## REQUIREMENTS
Select lines where the word "field" appears.

## PROVIDED RECORDS
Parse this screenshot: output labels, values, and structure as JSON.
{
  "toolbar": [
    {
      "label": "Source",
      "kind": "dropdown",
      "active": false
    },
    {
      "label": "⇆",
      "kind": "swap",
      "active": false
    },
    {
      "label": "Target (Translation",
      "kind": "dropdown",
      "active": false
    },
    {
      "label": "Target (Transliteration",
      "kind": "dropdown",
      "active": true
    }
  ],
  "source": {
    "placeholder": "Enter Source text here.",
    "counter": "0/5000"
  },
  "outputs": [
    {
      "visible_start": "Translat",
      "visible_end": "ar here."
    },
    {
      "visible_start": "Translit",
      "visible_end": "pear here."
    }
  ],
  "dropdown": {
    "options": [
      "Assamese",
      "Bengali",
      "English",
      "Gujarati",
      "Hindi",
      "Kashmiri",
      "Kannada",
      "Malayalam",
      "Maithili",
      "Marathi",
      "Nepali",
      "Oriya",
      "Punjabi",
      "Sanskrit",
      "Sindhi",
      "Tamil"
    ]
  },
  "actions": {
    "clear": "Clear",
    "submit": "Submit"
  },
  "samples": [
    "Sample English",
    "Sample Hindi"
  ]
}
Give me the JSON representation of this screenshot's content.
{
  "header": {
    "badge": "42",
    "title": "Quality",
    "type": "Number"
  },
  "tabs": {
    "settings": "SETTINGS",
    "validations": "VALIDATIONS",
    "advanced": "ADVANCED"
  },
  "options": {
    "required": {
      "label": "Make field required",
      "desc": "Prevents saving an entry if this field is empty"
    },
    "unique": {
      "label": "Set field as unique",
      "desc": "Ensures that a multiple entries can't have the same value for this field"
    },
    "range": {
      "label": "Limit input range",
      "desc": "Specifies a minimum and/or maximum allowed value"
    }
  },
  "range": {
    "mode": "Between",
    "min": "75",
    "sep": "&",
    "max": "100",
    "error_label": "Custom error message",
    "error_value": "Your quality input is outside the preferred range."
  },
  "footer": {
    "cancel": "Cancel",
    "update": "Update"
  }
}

## SOLUTION BELOW
      "label": "Make field required",
      "desc": "Prevents saving an entry if this field is empty"
      "label": "Set field as unique",
      "desc": "Ensures that a multiple entries can't have the same value for this field"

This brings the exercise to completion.